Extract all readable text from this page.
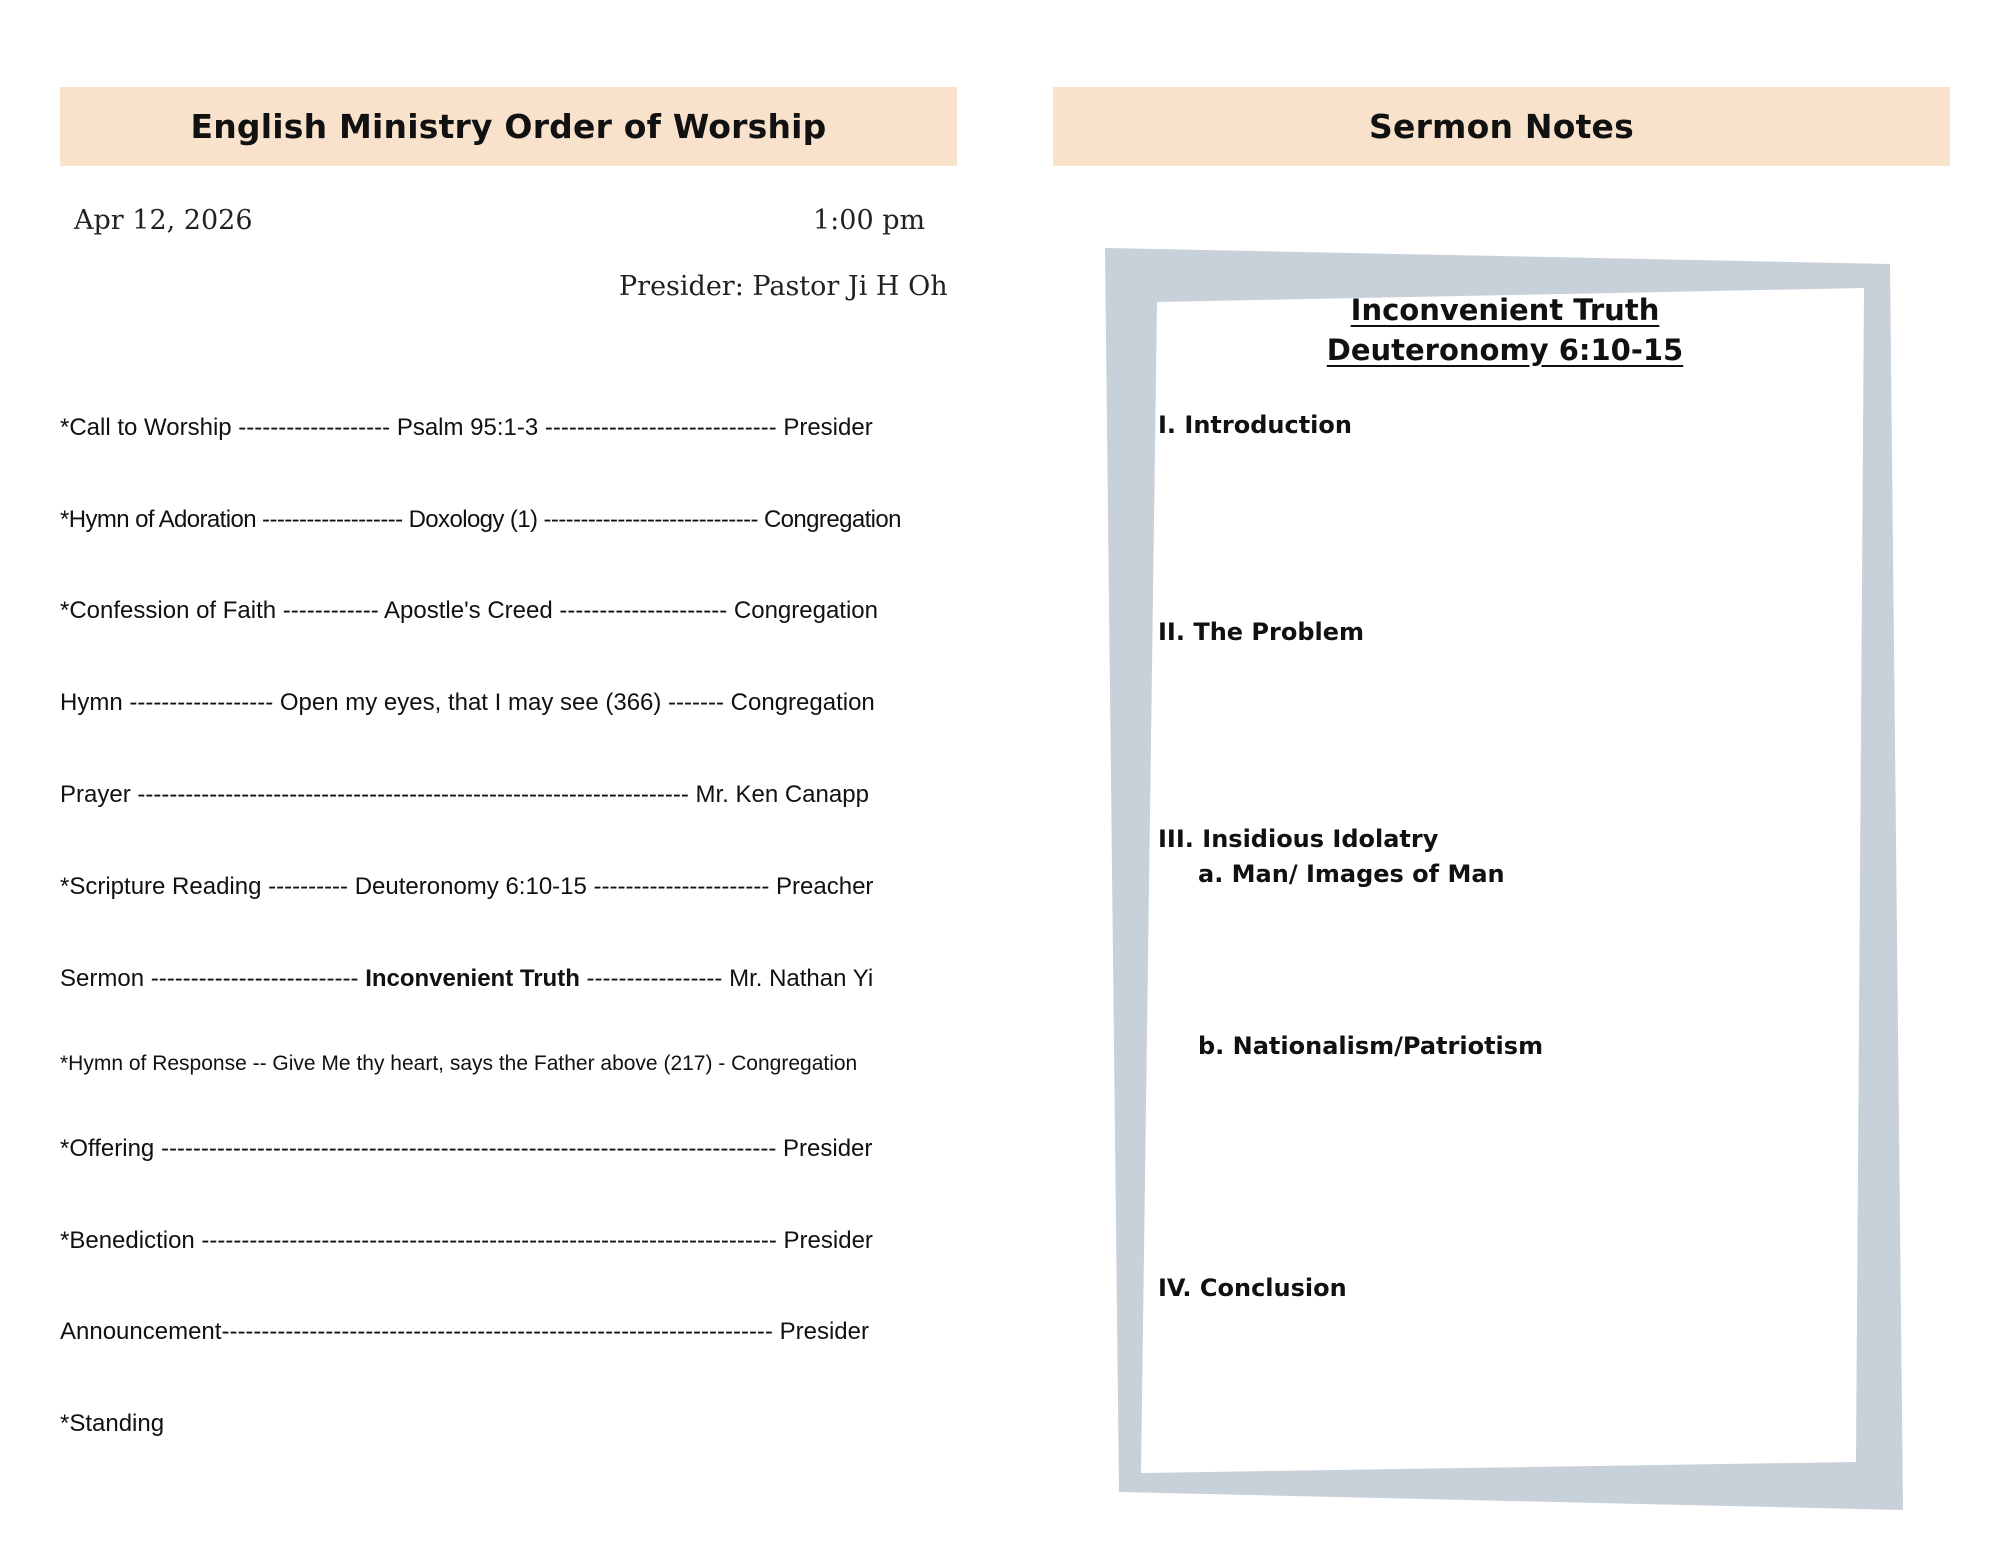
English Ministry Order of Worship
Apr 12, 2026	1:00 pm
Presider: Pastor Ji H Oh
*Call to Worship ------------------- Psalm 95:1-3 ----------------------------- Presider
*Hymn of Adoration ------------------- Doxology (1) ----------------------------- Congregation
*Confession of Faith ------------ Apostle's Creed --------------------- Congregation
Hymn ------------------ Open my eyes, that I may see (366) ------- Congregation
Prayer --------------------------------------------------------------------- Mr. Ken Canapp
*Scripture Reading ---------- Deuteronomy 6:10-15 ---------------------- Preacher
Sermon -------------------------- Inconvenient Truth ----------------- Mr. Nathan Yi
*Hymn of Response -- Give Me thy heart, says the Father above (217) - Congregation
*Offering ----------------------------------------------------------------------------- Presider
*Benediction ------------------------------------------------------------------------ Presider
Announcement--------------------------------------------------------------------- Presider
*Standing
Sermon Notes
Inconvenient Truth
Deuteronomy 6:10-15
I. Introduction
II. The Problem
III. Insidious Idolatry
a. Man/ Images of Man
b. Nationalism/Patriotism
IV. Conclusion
...
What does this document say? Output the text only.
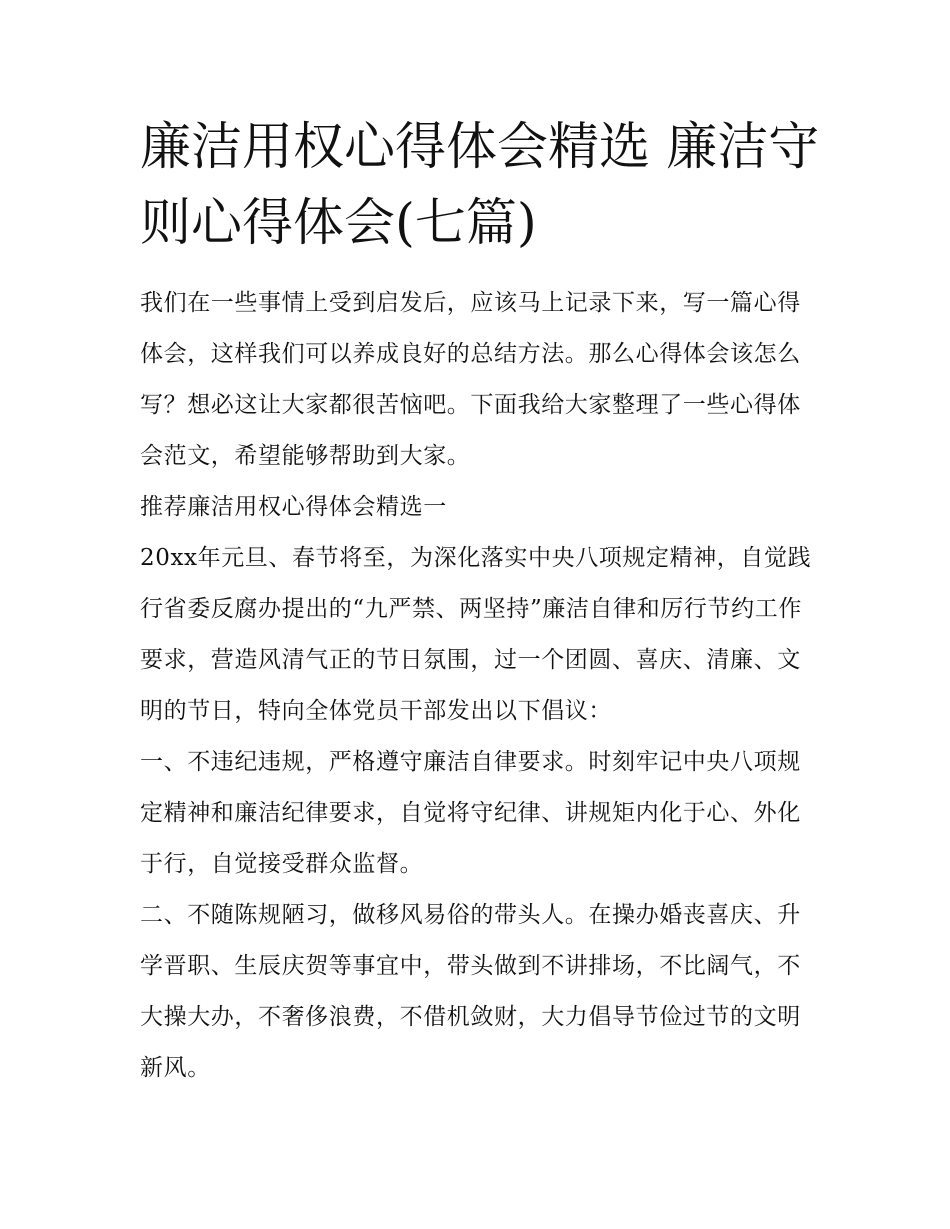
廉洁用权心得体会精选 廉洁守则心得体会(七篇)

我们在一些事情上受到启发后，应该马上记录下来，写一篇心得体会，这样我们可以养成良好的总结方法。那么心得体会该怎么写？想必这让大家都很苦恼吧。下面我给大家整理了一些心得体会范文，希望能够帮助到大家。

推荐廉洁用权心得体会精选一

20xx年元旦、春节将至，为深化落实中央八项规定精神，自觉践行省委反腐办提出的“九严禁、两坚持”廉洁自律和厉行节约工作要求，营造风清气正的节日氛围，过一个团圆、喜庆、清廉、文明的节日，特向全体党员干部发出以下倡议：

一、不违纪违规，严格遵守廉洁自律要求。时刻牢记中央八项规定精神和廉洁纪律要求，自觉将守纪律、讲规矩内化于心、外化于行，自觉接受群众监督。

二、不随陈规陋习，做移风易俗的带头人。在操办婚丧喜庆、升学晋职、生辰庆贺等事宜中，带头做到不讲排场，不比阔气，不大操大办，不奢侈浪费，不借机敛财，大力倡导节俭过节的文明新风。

# EXERCISE BRIEF:
Pull out every line containing "Presider".

# THE SOLUTION:
Presider: Pastor Ji H Oh
*Call to Worship ------------------- Psalm 95:1-3 ----------------------------- Presider
*Offering ----------------------------------------------------------------------------- Presider
*Benediction ------------------------------------------------------------------------ Presider
Announcement--------------------------------------------------------------------- Presider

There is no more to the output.